Your task:
Repeat every line exactly, keeping the pictures out of the copy.
═══ Data provided
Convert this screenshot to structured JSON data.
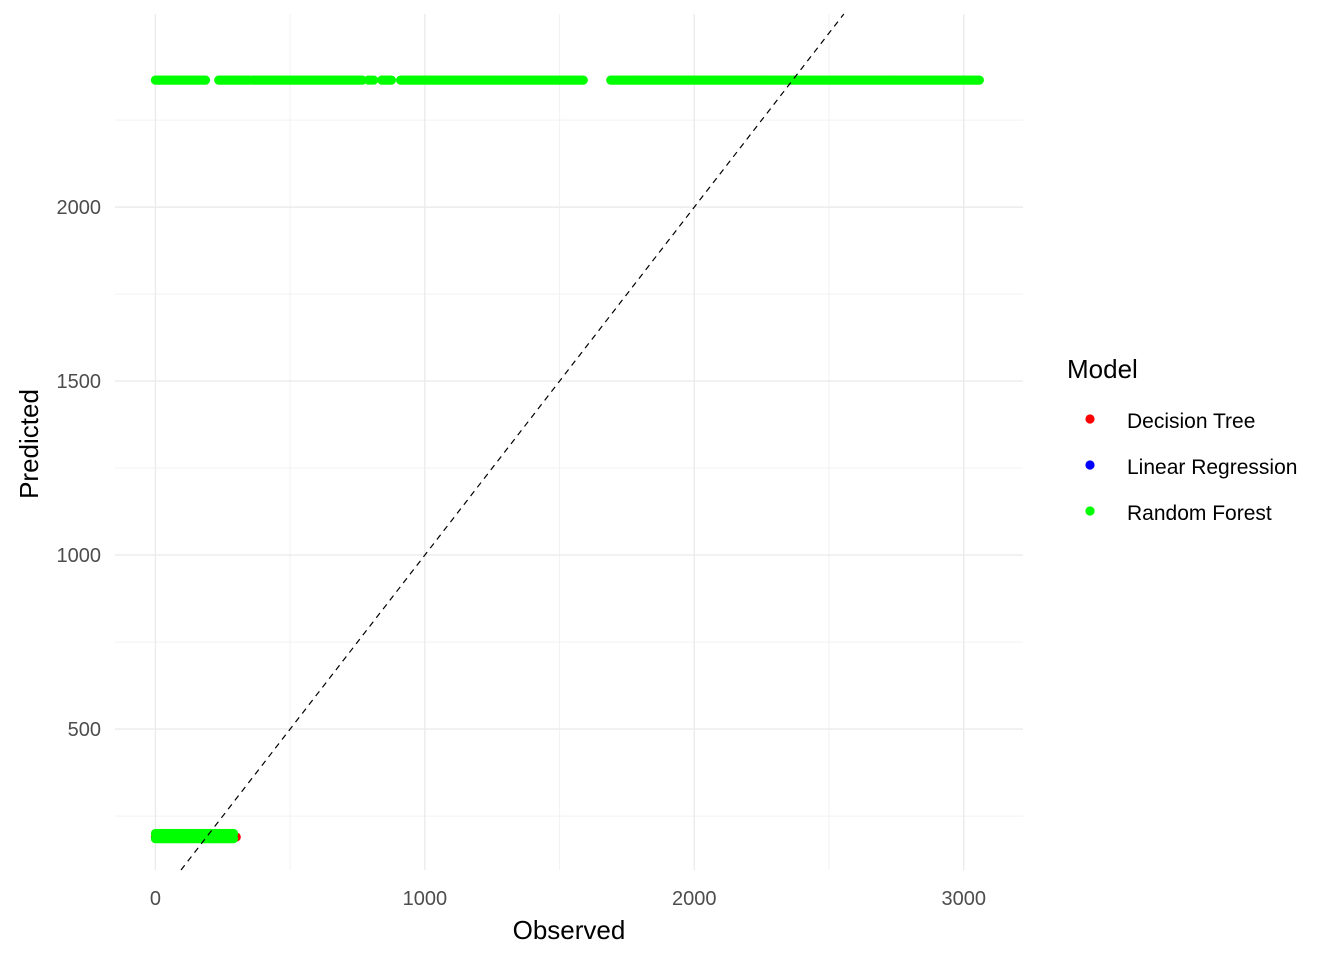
{
  "chart_data": {
    "type": "scatter",
    "title": "",
    "xlabel": "Observed",
    "ylabel": "Predicted",
    "xlim": [
      -150,
      3220
    ],
    "ylim": [
      95,
      2555
    ],
    "x_ticks": [
      0,
      1000,
      2000,
      3000
    ],
    "x_tick_labels": [
      "0",
      "1000",
      "2000",
      "3000"
    ],
    "y_ticks": [
      500,
      1000,
      1500,
      2000
    ],
    "y_tick_labels": [
      "500",
      "1000",
      "1500",
      "2000"
    ],
    "grid": true,
    "legend": {
      "title": "Model",
      "position": "right"
    },
    "reference_line": {
      "style": "dashed",
      "color": "#000000",
      "slope": 1,
      "intercept": 0
    },
    "series": [
      {
        "name": "Decision Tree",
        "color": "#ff0000",
        "segments": [
          {
            "x_start": 0,
            "x_end": 300,
            "y": 190,
            "step": 6
          }
        ]
      },
      {
        "name": "Linear Regression",
        "color": "#0000ff",
        "segments": []
      },
      {
        "name": "Random Forest",
        "color": "#00ff00",
        "segments": [
          {
            "x_start": 0,
            "x_end": 190,
            "y": 2365,
            "step": 6
          },
          {
            "x_start": 235,
            "x_end": 350,
            "y": 2365,
            "step": 6
          },
          {
            "x_start": 360,
            "x_end": 770,
            "y": 2365,
            "step": 6
          },
          {
            "x_start": 790,
            "x_end": 810,
            "y": 2365,
            "step": 10
          },
          {
            "x_start": 840,
            "x_end": 880,
            "y": 2365,
            "step": 6
          },
          {
            "x_start": 910,
            "x_end": 1590,
            "y": 2365,
            "step": 6
          },
          {
            "x_start": 1690,
            "x_end": 3060,
            "y": 2365,
            "step": 6
          },
          {
            "x_start": 0,
            "x_end": 290,
            "y": 185,
            "step": 5
          },
          {
            "x_start": 0,
            "x_end": 290,
            "y": 200,
            "step": 5
          }
        ]
      }
    ]
  }
}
══════
Answer to the task:
Convert this screenshot to structured JSON data.
{
  "chart_data": {
    "type": "scatter",
    "title": "",
    "xlabel": "Observed",
    "ylabel": "Predicted",
    "xlim": [
      -150,
      3220
    ],
    "ylim": [
      95,
      2555
    ],
    "x_ticks": [
      0,
      1000,
      2000,
      3000
    ],
    "x_tick_labels": [
      "0",
      "1000",
      "2000",
      "3000"
    ],
    "y_ticks": [
      500,
      1000,
      1500,
      2000
    ],
    "y_tick_labels": [
      "500",
      "1000",
      "1500",
      "2000"
    ],
    "grid": true,
    "legend": {
      "title": "Model",
      "position": "right"
    },
    "reference_line": {
      "style": "dashed",
      "color": "#000000",
      "slope": 1,
      "intercept": 0
    },
    "series": [
      {
        "name": "Decision Tree",
        "color": "#ff0000",
        "segments": [
          {
            "x_start": 0,
            "x_end": 300,
            "y": 190,
            "step": 6
          }
        ]
      },
      {
        "name": "Linear Regression",
        "color": "#0000ff",
        "segments": []
      },
      {
        "name": "Random Forest",
        "color": "#00ff00",
        "segments": [
          {
            "x_start": 0,
            "x_end": 190,
            "y": 2365,
            "step": 6
          },
          {
            "x_start": 235,
            "x_end": 350,
            "y": 2365,
            "step": 6
          },
          {
            "x_start": 360,
            "x_end": 770,
            "y": 2365,
            "step": 6
          },
          {
            "x_start": 790,
            "x_end": 810,
            "y": 2365,
            "step": 10
          },
          {
            "x_start": 840,
            "x_end": 880,
            "y": 2365,
            "step": 6
          },
          {
            "x_start": 910,
            "x_end": 1590,
            "y": 2365,
            "step": 6
          },
          {
            "x_start": 1690,
            "x_end": 3060,
            "y": 2365,
            "step": 6
          },
          {
            "x_start": 0,
            "x_end": 290,
            "y": 185,
            "step": 5
          },
          {
            "x_start": 0,
            "x_end": 290,
            "y": 200,
            "step": 5
          }
        ]
      }
    ]
  }
}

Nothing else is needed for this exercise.